### TASK BRIEF
Copy out all lines carrying the word "value".
** Start of EXERCISE INPUTS **
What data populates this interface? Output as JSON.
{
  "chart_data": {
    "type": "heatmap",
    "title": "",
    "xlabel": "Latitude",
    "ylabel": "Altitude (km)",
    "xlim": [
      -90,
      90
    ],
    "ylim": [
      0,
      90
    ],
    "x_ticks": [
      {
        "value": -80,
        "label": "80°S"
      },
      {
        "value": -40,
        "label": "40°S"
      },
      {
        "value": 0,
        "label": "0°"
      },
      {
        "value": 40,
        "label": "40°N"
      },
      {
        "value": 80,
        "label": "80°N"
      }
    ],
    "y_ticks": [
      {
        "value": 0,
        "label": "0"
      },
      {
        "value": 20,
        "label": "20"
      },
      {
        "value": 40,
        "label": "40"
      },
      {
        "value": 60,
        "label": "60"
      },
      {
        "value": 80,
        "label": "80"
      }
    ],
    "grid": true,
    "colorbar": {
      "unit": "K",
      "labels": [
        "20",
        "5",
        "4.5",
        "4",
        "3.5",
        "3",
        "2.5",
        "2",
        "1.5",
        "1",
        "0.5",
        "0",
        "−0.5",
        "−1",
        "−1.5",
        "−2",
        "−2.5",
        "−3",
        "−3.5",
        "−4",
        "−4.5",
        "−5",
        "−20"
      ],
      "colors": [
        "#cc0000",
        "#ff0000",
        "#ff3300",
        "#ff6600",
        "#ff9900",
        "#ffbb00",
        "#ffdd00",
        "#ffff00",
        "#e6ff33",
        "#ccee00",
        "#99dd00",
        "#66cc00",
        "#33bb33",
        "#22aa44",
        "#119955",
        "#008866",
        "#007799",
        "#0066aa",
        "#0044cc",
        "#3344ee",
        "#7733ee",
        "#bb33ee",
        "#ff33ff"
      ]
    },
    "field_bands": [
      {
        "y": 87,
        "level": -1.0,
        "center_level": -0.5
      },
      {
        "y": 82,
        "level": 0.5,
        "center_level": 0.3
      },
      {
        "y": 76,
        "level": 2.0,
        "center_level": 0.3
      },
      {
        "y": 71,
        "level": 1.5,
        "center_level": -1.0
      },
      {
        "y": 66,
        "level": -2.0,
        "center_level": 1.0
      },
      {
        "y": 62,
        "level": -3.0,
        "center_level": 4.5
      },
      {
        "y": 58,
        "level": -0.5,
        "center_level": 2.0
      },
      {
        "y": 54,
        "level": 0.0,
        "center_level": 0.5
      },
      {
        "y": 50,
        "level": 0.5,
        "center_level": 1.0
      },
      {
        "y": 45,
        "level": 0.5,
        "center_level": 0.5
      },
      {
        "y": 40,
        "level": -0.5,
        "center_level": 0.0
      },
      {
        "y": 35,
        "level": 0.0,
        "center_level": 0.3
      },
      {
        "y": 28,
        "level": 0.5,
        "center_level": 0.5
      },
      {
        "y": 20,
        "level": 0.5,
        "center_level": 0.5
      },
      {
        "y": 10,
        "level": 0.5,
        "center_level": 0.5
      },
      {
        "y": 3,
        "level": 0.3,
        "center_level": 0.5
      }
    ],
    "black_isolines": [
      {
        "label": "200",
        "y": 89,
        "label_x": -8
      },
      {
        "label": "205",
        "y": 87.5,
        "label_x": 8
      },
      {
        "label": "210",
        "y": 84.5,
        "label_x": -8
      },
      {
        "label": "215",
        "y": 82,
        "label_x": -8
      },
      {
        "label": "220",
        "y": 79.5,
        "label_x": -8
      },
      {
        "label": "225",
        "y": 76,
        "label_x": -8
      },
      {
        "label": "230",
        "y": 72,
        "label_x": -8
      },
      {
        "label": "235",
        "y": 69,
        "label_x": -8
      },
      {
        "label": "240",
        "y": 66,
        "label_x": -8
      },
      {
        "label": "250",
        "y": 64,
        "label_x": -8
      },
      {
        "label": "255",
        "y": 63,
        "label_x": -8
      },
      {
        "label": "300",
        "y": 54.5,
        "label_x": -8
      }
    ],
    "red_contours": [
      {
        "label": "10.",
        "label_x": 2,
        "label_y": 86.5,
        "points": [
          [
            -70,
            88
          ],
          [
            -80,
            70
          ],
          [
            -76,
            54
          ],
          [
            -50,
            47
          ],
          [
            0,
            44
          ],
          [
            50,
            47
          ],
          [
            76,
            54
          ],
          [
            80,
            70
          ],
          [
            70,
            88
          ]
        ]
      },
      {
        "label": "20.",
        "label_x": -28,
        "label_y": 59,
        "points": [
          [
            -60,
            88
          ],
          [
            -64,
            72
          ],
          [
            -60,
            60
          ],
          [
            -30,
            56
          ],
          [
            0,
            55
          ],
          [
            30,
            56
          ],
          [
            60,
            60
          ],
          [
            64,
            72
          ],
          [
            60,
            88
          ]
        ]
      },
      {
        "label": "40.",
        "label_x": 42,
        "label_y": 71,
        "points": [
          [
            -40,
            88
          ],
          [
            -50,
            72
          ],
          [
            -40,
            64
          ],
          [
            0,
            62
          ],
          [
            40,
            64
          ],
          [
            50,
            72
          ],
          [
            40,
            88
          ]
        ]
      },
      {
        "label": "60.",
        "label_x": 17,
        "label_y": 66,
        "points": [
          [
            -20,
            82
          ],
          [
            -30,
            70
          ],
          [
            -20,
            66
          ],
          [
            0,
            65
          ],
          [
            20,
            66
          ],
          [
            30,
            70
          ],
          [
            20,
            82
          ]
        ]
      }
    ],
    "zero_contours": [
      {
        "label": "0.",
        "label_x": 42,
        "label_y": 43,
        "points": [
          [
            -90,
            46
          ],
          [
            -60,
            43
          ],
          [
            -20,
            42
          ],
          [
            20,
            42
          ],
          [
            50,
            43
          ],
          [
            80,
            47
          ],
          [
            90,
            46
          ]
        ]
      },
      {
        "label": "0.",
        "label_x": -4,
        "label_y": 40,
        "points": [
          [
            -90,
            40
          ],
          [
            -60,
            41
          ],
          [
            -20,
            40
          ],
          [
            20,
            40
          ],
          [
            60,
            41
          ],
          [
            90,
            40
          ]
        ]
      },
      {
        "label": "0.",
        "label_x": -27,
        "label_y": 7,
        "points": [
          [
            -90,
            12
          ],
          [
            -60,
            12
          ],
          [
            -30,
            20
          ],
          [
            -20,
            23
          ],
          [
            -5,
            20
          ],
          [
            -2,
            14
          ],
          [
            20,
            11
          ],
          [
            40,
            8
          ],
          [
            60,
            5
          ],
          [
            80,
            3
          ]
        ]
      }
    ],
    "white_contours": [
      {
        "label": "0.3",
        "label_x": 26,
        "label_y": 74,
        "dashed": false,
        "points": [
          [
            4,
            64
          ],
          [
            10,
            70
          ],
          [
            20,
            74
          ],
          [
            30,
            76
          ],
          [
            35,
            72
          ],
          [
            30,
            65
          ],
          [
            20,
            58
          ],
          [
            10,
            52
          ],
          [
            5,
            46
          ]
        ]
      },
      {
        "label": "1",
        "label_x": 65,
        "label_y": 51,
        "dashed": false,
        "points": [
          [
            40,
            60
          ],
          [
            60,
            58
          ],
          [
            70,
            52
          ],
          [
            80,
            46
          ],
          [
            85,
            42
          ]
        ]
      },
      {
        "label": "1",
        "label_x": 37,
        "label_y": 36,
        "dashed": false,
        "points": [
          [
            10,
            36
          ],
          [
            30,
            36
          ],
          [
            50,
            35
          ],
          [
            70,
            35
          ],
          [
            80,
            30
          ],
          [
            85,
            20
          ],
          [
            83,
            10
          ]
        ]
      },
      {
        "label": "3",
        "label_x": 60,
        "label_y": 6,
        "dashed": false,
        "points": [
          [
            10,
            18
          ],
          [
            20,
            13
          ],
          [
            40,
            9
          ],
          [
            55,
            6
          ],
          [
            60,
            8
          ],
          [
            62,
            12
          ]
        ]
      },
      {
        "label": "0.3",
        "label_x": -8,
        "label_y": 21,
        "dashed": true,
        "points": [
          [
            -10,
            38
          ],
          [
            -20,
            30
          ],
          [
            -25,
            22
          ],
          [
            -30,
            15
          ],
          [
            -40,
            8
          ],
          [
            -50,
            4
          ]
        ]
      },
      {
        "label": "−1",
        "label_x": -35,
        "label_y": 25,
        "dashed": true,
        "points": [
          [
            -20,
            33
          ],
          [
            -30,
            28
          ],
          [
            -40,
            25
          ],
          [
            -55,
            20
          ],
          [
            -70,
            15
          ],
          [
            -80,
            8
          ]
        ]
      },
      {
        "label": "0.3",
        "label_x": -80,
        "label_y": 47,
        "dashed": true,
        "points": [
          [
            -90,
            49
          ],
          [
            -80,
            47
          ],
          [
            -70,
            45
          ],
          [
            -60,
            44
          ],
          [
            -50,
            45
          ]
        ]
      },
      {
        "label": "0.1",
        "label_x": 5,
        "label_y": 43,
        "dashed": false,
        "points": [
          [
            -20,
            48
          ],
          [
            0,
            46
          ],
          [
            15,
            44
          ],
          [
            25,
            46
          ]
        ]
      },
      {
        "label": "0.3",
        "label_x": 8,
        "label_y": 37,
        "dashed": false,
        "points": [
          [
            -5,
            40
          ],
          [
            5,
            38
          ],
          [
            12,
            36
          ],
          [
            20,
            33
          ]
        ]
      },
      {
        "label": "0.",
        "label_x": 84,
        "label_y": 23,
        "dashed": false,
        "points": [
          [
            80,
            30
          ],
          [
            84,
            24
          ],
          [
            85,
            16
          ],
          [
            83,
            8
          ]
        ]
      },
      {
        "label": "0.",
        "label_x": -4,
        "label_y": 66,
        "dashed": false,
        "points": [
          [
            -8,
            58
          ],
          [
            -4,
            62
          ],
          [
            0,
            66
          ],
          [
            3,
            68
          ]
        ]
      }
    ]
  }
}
** End of EXERCISE INPUTS **
### CORRECT OUTPUT
        "value": -80,
        "value": -40,
        "value": 0,
        "value": 40,
        "value": 80,
        "value": 0,
        "value": 20,
        "value": 40,
        "value": 60,
        "value": 80,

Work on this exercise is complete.